*RECORDS PROVIDED*

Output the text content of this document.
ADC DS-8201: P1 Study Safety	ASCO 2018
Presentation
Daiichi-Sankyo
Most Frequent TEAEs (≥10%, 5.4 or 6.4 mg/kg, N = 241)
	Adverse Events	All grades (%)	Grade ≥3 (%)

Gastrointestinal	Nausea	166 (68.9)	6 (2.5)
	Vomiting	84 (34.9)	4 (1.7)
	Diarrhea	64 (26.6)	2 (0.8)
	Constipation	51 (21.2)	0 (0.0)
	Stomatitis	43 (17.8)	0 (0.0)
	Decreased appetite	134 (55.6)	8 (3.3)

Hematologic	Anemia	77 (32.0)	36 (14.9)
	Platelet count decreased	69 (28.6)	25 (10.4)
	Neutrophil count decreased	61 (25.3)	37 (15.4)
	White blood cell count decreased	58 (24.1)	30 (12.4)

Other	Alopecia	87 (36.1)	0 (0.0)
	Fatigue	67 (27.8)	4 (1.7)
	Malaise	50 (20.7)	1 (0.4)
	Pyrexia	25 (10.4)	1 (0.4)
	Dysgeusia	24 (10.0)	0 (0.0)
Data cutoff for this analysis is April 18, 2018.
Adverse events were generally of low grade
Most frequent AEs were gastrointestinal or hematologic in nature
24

*BRIEF*
Copy out each line exactly.

*EXPECTED ANSWER*
Output the text content of this document.
ADC DS-8201: P1 Study Safety	ASCO 2018
Presentation
Daiichi-Sankyo
Most Frequent TEAEs (≥10%, 5.4 or 6.4 mg/kg, N = 241)
	Adverse Events	All grades (%)	Grade ≥3 (%)

Gastrointestinal	Nausea	166 (68.9)	6 (2.5)
	Vomiting	84 (34.9)	4 (1.7)
	Diarrhea	64 (26.6)	2 (0.8)
	Constipation	51 (21.2)	0 (0.0)
	Stomatitis	43 (17.8)	0 (0.0)
	Decreased appetite	134 (55.6)	8 (3.3)

Hematologic	Anemia	77 (32.0)	36 (14.9)
	Platelet count decreased	69 (28.6)	25 (10.4)
	Neutrophil count decreased	61 (25.3)	37 (15.4)
	White blood cell count decreased	58 (24.1)	30 (12.4)

Other	Alopecia	87 (36.1)	0 (0.0)
	Fatigue	67 (27.8)	4 (1.7)
	Malaise	50 (20.7)	1 (0.4)
	Pyrexia	25 (10.4)	1 (0.4)
	Dysgeusia	24 (10.0)	0 (0.0)
Data cutoff for this analysis is April 18, 2018.
Adverse events were generally of low grade
Most frequent AEs were gastrointestinal or hematologic in nature
24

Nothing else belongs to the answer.